Short problem
In your copy, leave out the pictures and repeat the entries below exactly.

Extracted data

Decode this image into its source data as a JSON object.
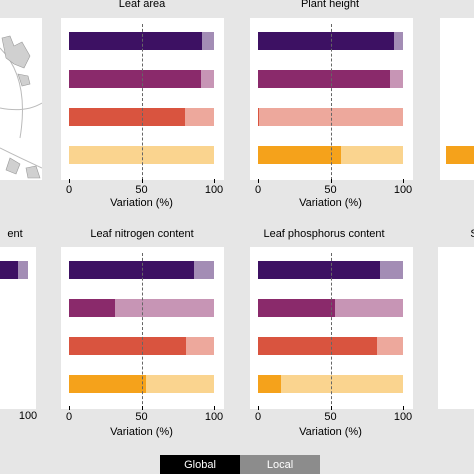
{
  "colors": {
    "page_bg": "#e6e6e6",
    "rows": [
      {
        "global": "#3d1163",
        "local": "#a38db5"
      },
      {
        "global": "#8a2a6b",
        "local": "#c795b5"
      },
      {
        "global": "#d9543f",
        "local": "#eda89c"
      },
      {
        "global": "#f5a21b",
        "local": "#fad48f"
      }
    ]
  },
  "legend": {
    "global": "Global",
    "local": "Local"
  },
  "chart_data": [
    {
      "type": "bar",
      "orientation": "horizontal",
      "stacked": true,
      "title": "",
      "xlabel": "",
      "xlim": [
        0,
        100
      ],
      "xticks": [],
      "reference_line": 50,
      "series": [
        {
          "name": "Global",
          "values": [
            null,
            null,
            null,
            null
          ]
        },
        {
          "name": "Local",
          "values": [
            null,
            null,
            null,
            null
          ]
        }
      ]
    },
    {
      "type": "bar",
      "orientation": "horizontal",
      "stacked": true,
      "title": "Leaf area",
      "xlabel": "Variation (%)",
      "xlim": [
        0,
        100
      ],
      "xticks": [
        "0",
        "50",
        "100"
      ],
      "reference_line": 50,
      "series": [
        {
          "name": "Global",
          "values": [
            92,
            91,
            80,
            0
          ]
        },
        {
          "name": "Local",
          "values": [
            8,
            9,
            20,
            100
          ]
        }
      ]
    },
    {
      "type": "bar",
      "orientation": "horizontal",
      "stacked": true,
      "title": "Plant height",
      "xlabel": "Variation (%)",
      "xlim": [
        0,
        100
      ],
      "xticks": [
        "0",
        "50",
        "100"
      ],
      "reference_line": 50,
      "series": [
        {
          "name": "Global",
          "values": [
            94,
            91,
            1,
            57
          ]
        },
        {
          "name": "Local",
          "values": [
            6,
            9,
            99,
            43
          ]
        }
      ]
    },
    {
      "type": "bar",
      "orientation": "horizontal",
      "stacked": true,
      "title": "",
      "xlabel": "",
      "xlim": [
        0,
        100
      ],
      "xticks": [],
      "reference_line": 50,
      "series": [
        {
          "name": "Global",
          "values": [
            null,
            null,
            null,
            20
          ]
        },
        {
          "name": "Local",
          "values": [
            null,
            null,
            null,
            80
          ]
        }
      ]
    },
    {
      "type": "bar",
      "orientation": "horizontal",
      "stacked": true,
      "title": "ent",
      "xlabel": "",
      "xlim": [
        0,
        100
      ],
      "xticks": [
        "100"
      ],
      "reference_line": 50,
      "series": [
        {
          "name": "Global",
          "values": [
            93,
            null,
            null,
            null
          ]
        },
        {
          "name": "Local",
          "values": [
            7,
            null,
            null,
            null
          ]
        }
      ]
    },
    {
      "type": "bar",
      "orientation": "horizontal",
      "stacked": true,
      "title": "Leaf nitrogen content",
      "xlabel": "Variation (%)",
      "xlim": [
        0,
        100
      ],
      "xticks": [
        "0",
        "50",
        "100"
      ],
      "reference_line": 50,
      "series": [
        {
          "name": "Global",
          "values": [
            86,
            32,
            81,
            53
          ]
        },
        {
          "name": "Local",
          "values": [
            14,
            68,
            19,
            47
          ]
        }
      ]
    },
    {
      "type": "bar",
      "orientation": "horizontal",
      "stacked": true,
      "title": "Leaf phosphorus content",
      "xlabel": "Variation (%)",
      "xlim": [
        0,
        100
      ],
      "xticks": [
        "0",
        "50",
        "100"
      ],
      "reference_line": 50,
      "series": [
        {
          "name": "Global",
          "values": [
            84,
            53,
            82,
            16
          ]
        },
        {
          "name": "Local",
          "values": [
            16,
            47,
            18,
            84
          ]
        }
      ]
    },
    {
      "type": "bar",
      "orientation": "horizontal",
      "stacked": true,
      "title": "S",
      "xlabel": "",
      "xlim": [
        0,
        100
      ],
      "xticks": [],
      "reference_line": 50,
      "series": [
        {
          "name": "Global",
          "values": [
            null,
            null,
            null,
            null
          ]
        },
        {
          "name": "Local",
          "values": [
            null,
            null,
            null,
            null
          ]
        }
      ]
    }
  ]
}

Exercise solution
Decode this image into its source data as a JSON object.
{
  "colors": {
    "page_bg": "#e6e6e6",
    "rows": [
      {
        "global": "#3d1163",
        "local": "#a38db5"
      },
      {
        "global": "#8a2a6b",
        "local": "#c795b5"
      },
      {
        "global": "#d9543f",
        "local": "#eda89c"
      },
      {
        "global": "#f5a21b",
        "local": "#fad48f"
      }
    ]
  },
  "legend": {
    "global": "Global",
    "local": "Local"
  },
  "chart_data": [
    {
      "type": "bar",
      "orientation": "horizontal",
      "stacked": true,
      "title": "",
      "xlabel": "",
      "xlim": [
        0,
        100
      ],
      "xticks": [],
      "reference_line": 50,
      "series": [
        {
          "name": "Global",
          "values": [
            null,
            null,
            null,
            null
          ]
        },
        {
          "name": "Local",
          "values": [
            null,
            null,
            null,
            null
          ]
        }
      ]
    },
    {
      "type": "bar",
      "orientation": "horizontal",
      "stacked": true,
      "title": "Leaf area",
      "xlabel": "Variation (%)",
      "xlim": [
        0,
        100
      ],
      "xticks": [
        "0",
        "50",
        "100"
      ],
      "reference_line": 50,
      "series": [
        {
          "name": "Global",
          "values": [
            92,
            91,
            80,
            0
          ]
        },
        {
          "name": "Local",
          "values": [
            8,
            9,
            20,
            100
          ]
        }
      ]
    },
    {
      "type": "bar",
      "orientation": "horizontal",
      "stacked": true,
      "title": "Plant height",
      "xlabel": "Variation (%)",
      "xlim": [
        0,
        100
      ],
      "xticks": [
        "0",
        "50",
        "100"
      ],
      "reference_line": 50,
      "series": [
        {
          "name": "Global",
          "values": [
            94,
            91,
            1,
            57
          ]
        },
        {
          "name": "Local",
          "values": [
            6,
            9,
            99,
            43
          ]
        }
      ]
    },
    {
      "type": "bar",
      "orientation": "horizontal",
      "stacked": true,
      "title": "",
      "xlabel": "",
      "xlim": [
        0,
        100
      ],
      "xticks": [],
      "reference_line": 50,
      "series": [
        {
          "name": "Global",
          "values": [
            null,
            null,
            null,
            20
          ]
        },
        {
          "name": "Local",
          "values": [
            null,
            null,
            null,
            80
          ]
        }
      ]
    },
    {
      "type": "bar",
      "orientation": "horizontal",
      "stacked": true,
      "title": "ent",
      "xlabel": "",
      "xlim": [
        0,
        100
      ],
      "xticks": [
        "100"
      ],
      "reference_line": 50,
      "series": [
        {
          "name": "Global",
          "values": [
            93,
            null,
            null,
            null
          ]
        },
        {
          "name": "Local",
          "values": [
            7,
            null,
            null,
            null
          ]
        }
      ]
    },
    {
      "type": "bar",
      "orientation": "horizontal",
      "stacked": true,
      "title": "Leaf nitrogen content",
      "xlabel": "Variation (%)",
      "xlim": [
        0,
        100
      ],
      "xticks": [
        "0",
        "50",
        "100"
      ],
      "reference_line": 50,
      "series": [
        {
          "name": "Global",
          "values": [
            86,
            32,
            81,
            53
          ]
        },
        {
          "name": "Local",
          "values": [
            14,
            68,
            19,
            47
          ]
        }
      ]
    },
    {
      "type": "bar",
      "orientation": "horizontal",
      "stacked": true,
      "title": "Leaf phosphorus content",
      "xlabel": "Variation (%)",
      "xlim": [
        0,
        100
      ],
      "xticks": [
        "0",
        "50",
        "100"
      ],
      "reference_line": 50,
      "series": [
        {
          "name": "Global",
          "values": [
            84,
            53,
            82,
            16
          ]
        },
        {
          "name": "Local",
          "values": [
            16,
            47,
            18,
            84
          ]
        }
      ]
    },
    {
      "type": "bar",
      "orientation": "horizontal",
      "stacked": true,
      "title": "S",
      "xlabel": "",
      "xlim": [
        0,
        100
      ],
      "xticks": [],
      "reference_line": 50,
      "series": [
        {
          "name": "Global",
          "values": [
            null,
            null,
            null,
            null
          ]
        },
        {
          "name": "Local",
          "values": [
            null,
            null,
            null,
            null
          ]
        }
      ]
    }
  ]
}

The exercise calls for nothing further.